- [What is required] Copy out, from the entries below, each line holding the string "assembly".

— begin Provided records —

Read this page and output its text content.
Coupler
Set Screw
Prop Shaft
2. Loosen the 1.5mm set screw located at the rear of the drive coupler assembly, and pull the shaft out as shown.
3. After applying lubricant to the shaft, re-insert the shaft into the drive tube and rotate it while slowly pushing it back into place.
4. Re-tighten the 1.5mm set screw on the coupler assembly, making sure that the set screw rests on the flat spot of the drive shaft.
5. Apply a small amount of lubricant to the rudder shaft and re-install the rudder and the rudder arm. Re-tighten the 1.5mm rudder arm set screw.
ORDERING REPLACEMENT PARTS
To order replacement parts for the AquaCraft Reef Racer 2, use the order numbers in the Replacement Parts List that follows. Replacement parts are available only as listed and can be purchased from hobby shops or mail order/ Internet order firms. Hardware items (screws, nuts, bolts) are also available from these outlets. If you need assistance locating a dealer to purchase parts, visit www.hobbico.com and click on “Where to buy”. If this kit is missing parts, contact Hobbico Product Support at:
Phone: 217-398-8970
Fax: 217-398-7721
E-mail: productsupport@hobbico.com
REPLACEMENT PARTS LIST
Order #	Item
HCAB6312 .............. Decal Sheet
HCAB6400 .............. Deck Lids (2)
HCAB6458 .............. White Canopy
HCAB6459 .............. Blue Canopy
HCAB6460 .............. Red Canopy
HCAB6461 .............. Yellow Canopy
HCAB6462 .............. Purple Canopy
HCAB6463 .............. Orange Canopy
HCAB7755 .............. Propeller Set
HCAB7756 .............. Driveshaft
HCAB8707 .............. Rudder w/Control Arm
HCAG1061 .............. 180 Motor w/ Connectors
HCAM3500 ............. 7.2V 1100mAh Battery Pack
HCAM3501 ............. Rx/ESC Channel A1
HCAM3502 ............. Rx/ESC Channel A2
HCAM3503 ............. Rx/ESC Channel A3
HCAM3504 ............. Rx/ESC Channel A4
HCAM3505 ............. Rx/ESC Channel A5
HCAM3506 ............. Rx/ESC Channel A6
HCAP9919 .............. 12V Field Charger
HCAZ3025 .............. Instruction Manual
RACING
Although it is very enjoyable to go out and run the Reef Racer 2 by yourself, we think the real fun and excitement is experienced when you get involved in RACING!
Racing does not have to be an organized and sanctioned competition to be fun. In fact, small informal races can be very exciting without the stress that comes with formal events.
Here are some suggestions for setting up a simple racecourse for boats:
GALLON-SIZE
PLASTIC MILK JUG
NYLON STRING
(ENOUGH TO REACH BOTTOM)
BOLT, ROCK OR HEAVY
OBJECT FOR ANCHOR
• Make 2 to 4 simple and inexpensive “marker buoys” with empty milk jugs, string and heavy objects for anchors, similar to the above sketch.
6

— end Provided records —

- [Worked answer]
2. Loosen the 1.5mm set screw located at the rear of the drive coupler assembly, and pull the shaft out as shown.
4. Re-tighten the 1.5mm set screw on the coupler assembly, making sure that the set screw rests on the flat spot of the drive shaft.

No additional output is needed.